■ **To do**:
a - Can you turn the paragraph of the FLUENT temperature-profile thread that begins "I have a geometry of 3m length" into a short bulleted list that keeps its main facts?
b - Would you write out the FLUENT temperature-profile thread word for word, starting with "What are the" and going on through "and the setup)"?

■ **Text section**:
Fully developed temperature profile for laminar/turbulent flow in FLUENT
Hello FLUENT users,
I am new to heat transfer and am trying to simulate a simple case in FLUENT. The flow is between 2 parallel plates (so it is an internal flow). My task is to analyse the HTC (heat transfer coefficient) against the first cell height. So, basically it means that I need to check what mesh is best suited.
I am trying to analyse both laminar and turbulent cases (only with komegaSST model). I use FLUENT 6.4.
In laminar case (and also in turbulent), I have a problem. The velocity Profile is fully developed but thermal profile according to
Le = 0,034*Re*Dh*Pr (from Lienhard and Lienhard (2008))
is never achieved. My geometrie includes a 5m length of the plates and a distance of 0,05m between them. So Dh = 0,1m
1) For the laminar case, I have analytical solutions with me. The results from simulations seem to match the results from analytical solutions with an error of 3% (this happens even though the temperature profile is not developed!!!!). Could some1 explain the reason for this?
P S: However, I use the T_bulk as the reference temperature for all calculations in laminar case. Even if I consider the T_centreline, I get results with 20% error. This I understand is pretty normal.
2) For the turbulent case, I have analytical solutions too. But here, the velocity profile and the thermal profile dont seem to develop at all while infact I should be able to achieve the fully developed profile earlier than the laminar case due to turbulence.
Could any1 clarify if I am performing the simulations correctly?
Thanks in advance.......
What are the boundary condition u r applying.
Thanks for the reply.
Initially I simulate with the working fluid as air and then I also do simulation with water as the working fluid.
I apply a velocity inlet of 1 m/s and an inlet temperature of 283K.
outlet is a pressure outlet with 0Pa
wall is a temperature of 10 W/m2-K and 293K (I simulate both the constant wall temp and constant heat flux case.)
I also feel there maybe some differences because of the geometry.
I have a geometry of 3m length, 0.05m height and a small width of 0.001m. I assume this assumption of 0.001m as the z-coordinate serves the purpose of a simulating a 2D flow. Basically I would like to simulate a 2D flow. (This is because I need to migrate to OpenFOAM if I am sure about the results and the setup)
I can attach a sample .cas if necessary or send it to your email directly (the file size may be a little too large to upload in this forum)
I understand that I have not enough length of the domian to obtain a fully developed profile for the turbulent case.
TO obtain this, should I first develop the velocity profile and then run the energy equation or is it possible to develop them simulataneously in FLUENT?
The entrance length according to my calculation is ~16.6m.
I assume its best to write a UDF.
Geometry is fine if u are trying 2D simulation but make sure that there is only one cell in z-direction and apply symmetry boundary condition to z-direction boundarys.
U can check the range of Z-Velocity after simulation. it should be in range of 10^-10 to be compatiable with 2D result.
Yes we can solve both energy and momentum eq. simultaneously.
Thanks for ur instant reply.
a simple Q, according to calculations in laminar flow, laminar entrance length for velocity as mentioned in the first post.

■ **Data shown**:
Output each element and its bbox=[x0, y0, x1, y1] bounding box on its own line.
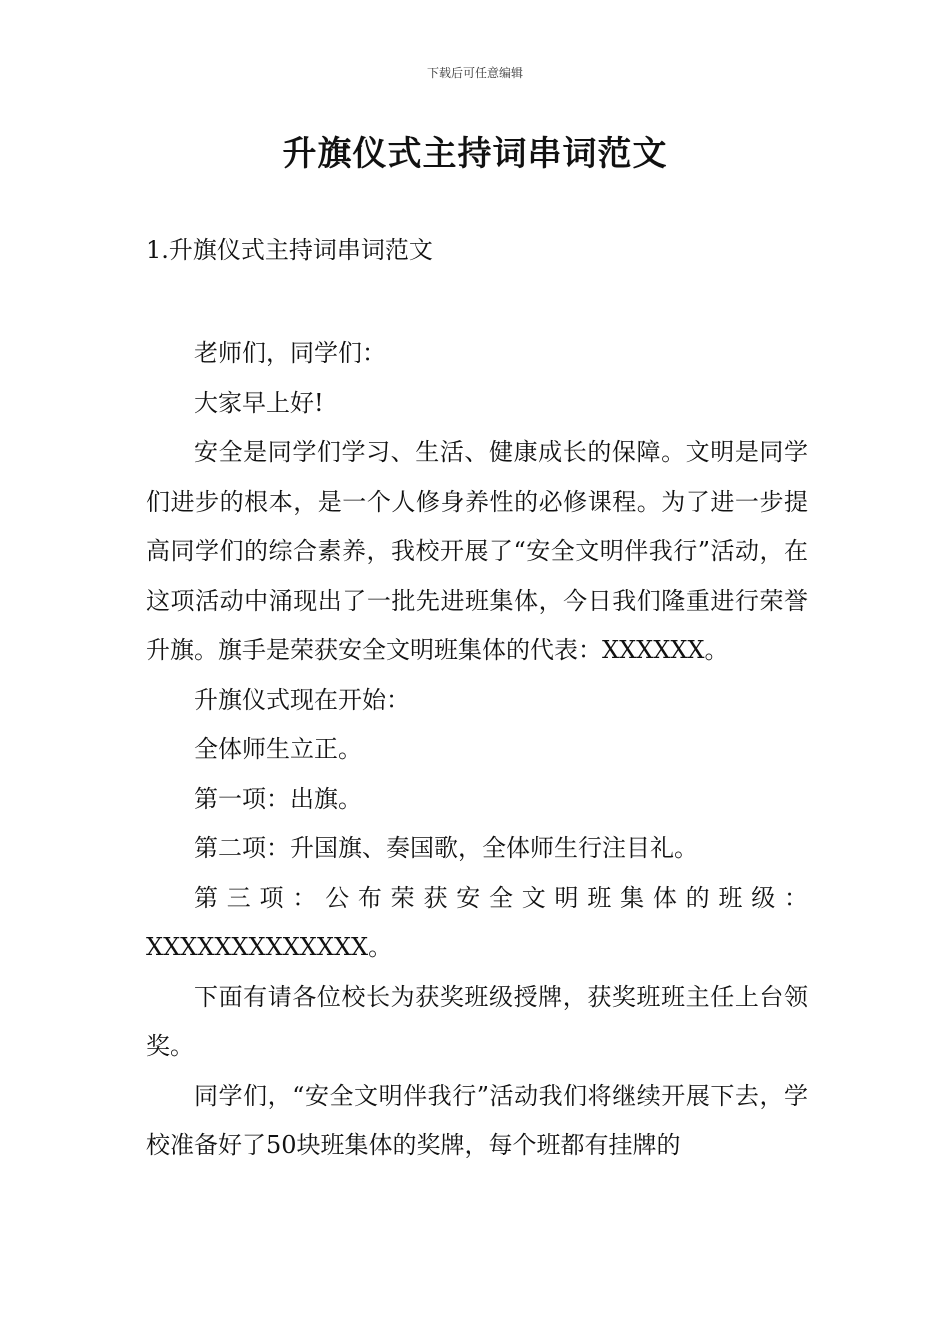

■ **Answer set**:
a -
- The geometry is 3 m long, 0.05 m high and 0.001 m wide.
- The small 0.001 m width in the z-direction is assumed to be enough to simulate a 2D flow.
- A 2D flow simulation is the goal, since the work will move to OpenFOAM once the results and setup are confirmed.

b -
What are the boundary condition u r applying.
Thanks for the reply.
Initially I simulate with the working fluid as air and then I also do simulation with water as the working fluid.
I apply a velocity inlet of 1 m/s and an inlet temperature of 283K.
outlet is a pressure outlet with 0Pa
wall is a temperature of 10 W/m2-K and 293K (I simulate both the constant wall temp and constant heat flux case.)
I also feel there maybe some differences because of the geometry.
I have a geometry of 3m length, 0.05m height and a small width of 0.001m. I assume this assumption of 0.001m as the z-coordinate serves the purpose of a simulating a 2D flow. Basically I would like to simulate a 2D flow. (This is because I need to migrate to OpenFOAM if I am sure about the results and the setup)